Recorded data
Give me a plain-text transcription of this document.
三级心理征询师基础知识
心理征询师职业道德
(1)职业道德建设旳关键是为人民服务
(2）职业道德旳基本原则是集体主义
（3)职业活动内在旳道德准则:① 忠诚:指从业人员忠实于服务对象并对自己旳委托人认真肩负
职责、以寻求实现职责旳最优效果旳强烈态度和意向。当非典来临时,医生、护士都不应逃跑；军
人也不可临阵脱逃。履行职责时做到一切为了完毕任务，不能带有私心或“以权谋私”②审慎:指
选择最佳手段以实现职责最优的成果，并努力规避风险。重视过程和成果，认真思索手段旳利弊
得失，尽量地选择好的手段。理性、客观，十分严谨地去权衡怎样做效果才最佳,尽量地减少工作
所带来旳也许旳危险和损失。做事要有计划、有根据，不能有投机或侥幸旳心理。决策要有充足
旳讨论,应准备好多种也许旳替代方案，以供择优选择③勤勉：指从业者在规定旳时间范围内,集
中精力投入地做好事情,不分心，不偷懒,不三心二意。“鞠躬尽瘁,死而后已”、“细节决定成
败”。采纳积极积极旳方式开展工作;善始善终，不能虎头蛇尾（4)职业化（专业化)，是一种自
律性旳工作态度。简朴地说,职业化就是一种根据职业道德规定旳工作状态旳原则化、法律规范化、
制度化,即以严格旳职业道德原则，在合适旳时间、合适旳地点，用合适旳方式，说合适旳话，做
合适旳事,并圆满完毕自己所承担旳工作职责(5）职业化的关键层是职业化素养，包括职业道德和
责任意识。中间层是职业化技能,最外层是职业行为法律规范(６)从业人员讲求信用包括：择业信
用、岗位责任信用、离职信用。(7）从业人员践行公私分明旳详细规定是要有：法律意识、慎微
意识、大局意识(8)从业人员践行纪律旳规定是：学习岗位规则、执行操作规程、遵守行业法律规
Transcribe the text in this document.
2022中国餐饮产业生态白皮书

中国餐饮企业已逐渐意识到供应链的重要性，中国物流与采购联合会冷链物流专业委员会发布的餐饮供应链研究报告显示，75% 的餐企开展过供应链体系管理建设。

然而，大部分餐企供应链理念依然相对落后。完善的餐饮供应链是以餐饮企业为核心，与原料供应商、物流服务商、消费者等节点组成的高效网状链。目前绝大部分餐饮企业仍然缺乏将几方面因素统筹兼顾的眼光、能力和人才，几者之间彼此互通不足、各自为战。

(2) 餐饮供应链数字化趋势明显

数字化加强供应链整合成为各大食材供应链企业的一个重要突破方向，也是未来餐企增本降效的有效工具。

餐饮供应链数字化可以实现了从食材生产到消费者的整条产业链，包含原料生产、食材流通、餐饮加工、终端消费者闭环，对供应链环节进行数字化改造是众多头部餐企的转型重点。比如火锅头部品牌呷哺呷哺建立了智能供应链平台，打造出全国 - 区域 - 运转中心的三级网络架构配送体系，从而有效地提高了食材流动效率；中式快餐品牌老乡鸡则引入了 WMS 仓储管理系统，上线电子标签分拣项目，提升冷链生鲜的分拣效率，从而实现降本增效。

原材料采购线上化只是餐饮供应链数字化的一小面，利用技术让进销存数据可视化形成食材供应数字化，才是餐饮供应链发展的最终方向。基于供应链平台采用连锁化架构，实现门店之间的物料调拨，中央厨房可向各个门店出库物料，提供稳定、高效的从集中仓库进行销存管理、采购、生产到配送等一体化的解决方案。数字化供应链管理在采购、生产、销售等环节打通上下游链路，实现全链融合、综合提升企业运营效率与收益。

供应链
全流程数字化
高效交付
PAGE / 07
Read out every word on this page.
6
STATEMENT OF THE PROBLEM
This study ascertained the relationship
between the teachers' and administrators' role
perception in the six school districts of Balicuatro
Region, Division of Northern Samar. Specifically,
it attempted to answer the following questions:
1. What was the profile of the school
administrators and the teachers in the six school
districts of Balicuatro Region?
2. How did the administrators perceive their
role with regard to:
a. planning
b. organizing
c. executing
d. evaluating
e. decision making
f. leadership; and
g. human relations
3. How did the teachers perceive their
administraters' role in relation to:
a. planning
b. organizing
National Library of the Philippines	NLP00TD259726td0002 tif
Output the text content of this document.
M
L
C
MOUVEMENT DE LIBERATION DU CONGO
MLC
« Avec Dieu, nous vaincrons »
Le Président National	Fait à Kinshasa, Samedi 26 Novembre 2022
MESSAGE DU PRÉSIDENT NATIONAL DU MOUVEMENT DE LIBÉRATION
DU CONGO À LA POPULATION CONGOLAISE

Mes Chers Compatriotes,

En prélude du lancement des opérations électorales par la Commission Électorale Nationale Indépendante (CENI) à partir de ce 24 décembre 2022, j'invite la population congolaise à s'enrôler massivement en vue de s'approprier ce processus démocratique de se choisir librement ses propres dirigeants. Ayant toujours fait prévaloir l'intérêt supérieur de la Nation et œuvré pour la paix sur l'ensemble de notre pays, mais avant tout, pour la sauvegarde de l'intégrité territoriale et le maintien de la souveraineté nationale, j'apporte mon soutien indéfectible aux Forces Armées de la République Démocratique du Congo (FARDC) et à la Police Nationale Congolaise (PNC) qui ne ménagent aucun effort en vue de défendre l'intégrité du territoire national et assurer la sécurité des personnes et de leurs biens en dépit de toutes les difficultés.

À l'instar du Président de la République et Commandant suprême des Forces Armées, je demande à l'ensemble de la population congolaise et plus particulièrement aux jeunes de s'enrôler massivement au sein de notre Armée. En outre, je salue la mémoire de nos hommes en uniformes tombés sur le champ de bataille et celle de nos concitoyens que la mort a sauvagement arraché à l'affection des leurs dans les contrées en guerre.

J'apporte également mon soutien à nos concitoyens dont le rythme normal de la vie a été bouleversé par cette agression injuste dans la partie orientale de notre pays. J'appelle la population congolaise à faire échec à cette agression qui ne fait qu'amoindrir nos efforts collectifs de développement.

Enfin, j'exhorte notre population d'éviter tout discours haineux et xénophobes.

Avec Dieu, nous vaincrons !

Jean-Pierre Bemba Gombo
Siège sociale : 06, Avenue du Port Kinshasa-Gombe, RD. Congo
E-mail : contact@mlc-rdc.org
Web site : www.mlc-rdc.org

Stated problem |
Using the data above, repeat every line exactly.

Exercise result |
Give me a plain-text transcription of this document.
三级心理征询师基础知识
心理征询师职业道德
(1)职业道德建设旳关键是为人民服务
(2）职业道德旳基本原则是集体主义
（3)职业活动内在旳道德准则:① 忠诚:指从业人员忠实于服务对象并对自己旳委托人认真肩负
职责、以寻求实现职责旳最优效果旳强烈态度和意向。当非典来临时,医生、护士都不应逃跑；军
人也不可临阵脱逃。履行职责时做到一切为了完毕任务，不能带有私心或“以权谋私”②审慎:指
选择最佳手段以实现职责最优的成果，并努力规避风险。重视过程和成果，认真思索手段旳利弊
得失，尽量地选择好的手段。理性、客观，十分严谨地去权衡怎样做效果才最佳,尽量地减少工作
所带来旳也许旳危险和损失。做事要有计划、有根据，不能有投机或侥幸旳心理。决策要有充足
旳讨论,应准备好多种也许旳替代方案，以供择优选择③勤勉：指从业者在规定旳时间范围内,集
中精力投入地做好事情,不分心，不偷懒,不三心二意。“鞠躬尽瘁,死而后已”、“细节决定成
败”。采纳积极积极旳方式开展工作;善始善终，不能虎头蛇尾（4)职业化（专业化)，是一种自
律性旳工作态度。简朴地说,职业化就是一种根据职业道德规定旳工作状态旳原则化、法律规范化、
制度化,即以严格旳职业道德原则，在合适旳时间、合适旳地点，用合适旳方式，说合适旳话，做
合适旳事,并圆满完毕自己所承担旳工作职责(5）职业化的关键层是职业化素养，包括职业道德和
责任意识。中间层是职业化技能,最外层是职业行为法律规范(６)从业人员讲求信用包括：择业信
用、岗位责任信用、离职信用。(7）从业人员践行公私分明旳详细规定是要有：法律意识、慎微
意识、大局意识(8)从业人员践行纪律旳规定是：学习岗位规则、执行操作规程、遵守行业法律规
Transcribe the text in this document.
2022中国餐饮产业生态白皮书

中国餐饮企业已逐渐意识到供应链的重要性，中国物流与采购联合会冷链物流专业委员会发布的餐饮供应链研究报告显示，75% 的餐企开展过供应链体系管理建设。

然而，大部分餐企供应链理念依然相对落后。完善的餐饮供应链是以餐饮企业为核心，与原料供应商、物流服务商、消费者等节点组成的高效网状链。目前绝大部分餐饮企业仍然缺乏将几方面因素统筹兼顾的眼光、能力和人才，几者之间彼此互通不足、各自为战。

(2) 餐饮供应链数字化趋势明显

数字化加强供应链整合成为各大食材供应链企业的一个重要突破方向，也是未来餐企增本降效的有效工具。

餐饮供应链数字化可以实现了从食材生产到消费者的整条产业链，包含原料生产、食材流通、餐饮加工、终端消费者闭环，对供应链环节进行数字化改造是众多头部餐企的转型重点。比如火锅头部品牌呷哺呷哺建立了智能供应链平台，打造出全国 - 区域 - 运转中心的三级网络架构配送体系，从而有效地提高了食材流动效率；中式快餐品牌老乡鸡则引入了 WMS 仓储管理系统，上线电子标签分拣项目，提升冷链生鲜的分拣效率，从而实现降本增效。

原材料采购线上化只是餐饮供应链数字化的一小面，利用技术让进销存数据可视化形成食材供应数字化，才是餐饮供应链发展的最终方向。基于供应链平台采用连锁化架构，实现门店之间的物料调拨，中央厨房可向各个门店出库物料，提供稳定、高效的从集中仓库进行销存管理、采购、生产到配送等一体化的解决方案。数字化供应链管理在采购、生产、销售等环节打通上下游链路，实现全链融合、综合提升企业运营效率与收益。

供应链
全流程数字化
高效交付
PAGE / 07
Read out every word on this page.
6
STATEMENT OF THE PROBLEM
This study ascertained the relationship
between the teachers' and administrators' role
perception in the six school districts of Balicuatro
Region, Division of Northern Samar. Specifically,
it attempted to answer the following questions:
1. What was the profile of the school
administrators and the teachers in the six school
districts of Balicuatro Region?
2. How did the administrators perceive their
role with regard to:
a. planning
b. organizing
c. executing
d. evaluating
e. decision making
f. leadership; and
g. human relations
3. How did the teachers perceive their
administraters' role in relation to:
a. planning
b. organizing
National Library of the Philippines	NLP00TD259726td0002 tif
Output the text content of this document.
M
L
C
MOUVEMENT DE LIBERATION DU CONGO
MLC
« Avec Dieu, nous vaincrons »
Le Président National	Fait à Kinshasa, Samedi 26 Novembre 2022
MESSAGE DU PRÉSIDENT NATIONAL DU MOUVEMENT DE LIBÉRATION
DU CONGO À LA POPULATION CONGOLAISE

Mes Chers Compatriotes,

En prélude du lancement des opérations électorales par la Commission Électorale Nationale Indépendante (CENI) à partir de ce 24 décembre 2022, j'invite la population congolaise à s'enrôler massivement en vue de s'approprier ce processus démocratique de se choisir librement ses propres dirigeants. Ayant toujours fait prévaloir l'intérêt supérieur de la Nation et œuvré pour la paix sur l'ensemble de notre pays, mais avant tout, pour la sauvegarde de l'intégrité territoriale et le maintien de la souveraineté nationale, j'apporte mon soutien indéfectible aux Forces Armées de la République Démocratique du Congo (FARDC) et à la Police Nationale Congolaise (PNC) qui ne ménagent aucun effort en vue de défendre l'intégrité du territoire national et assurer la sécurité des personnes et de leurs biens en dépit de toutes les difficultés.

À l'instar du Président de la République et Commandant suprême des Forces Armées, je demande à l'ensemble de la population congolaise et plus particulièrement aux jeunes de s'enrôler massivement au sein de notre Armée. En outre, je salue la mémoire de nos hommes en uniformes tombés sur le champ de bataille et celle de nos concitoyens que la mort a sauvagement arraché à l'affection des leurs dans les contrées en guerre.

J'apporte également mon soutien à nos concitoyens dont le rythme normal de la vie a été bouleversé par cette agression injuste dans la partie orientale de notre pays. J'appelle la population congolaise à faire échec à cette agression qui ne fait qu'amoindrir nos efforts collectifs de développement.

Enfin, j'exhorte notre population d'éviter tout discours haineux et xénophobes.

Avec Dieu, nous vaincrons !

Jean-Pierre Bemba Gombo
Siège sociale : 06, Avenue du Port Kinshasa-Gombe, RD. Congo
E-mail : contact@mlc-rdc.org
Web site : www.mlc-rdc.org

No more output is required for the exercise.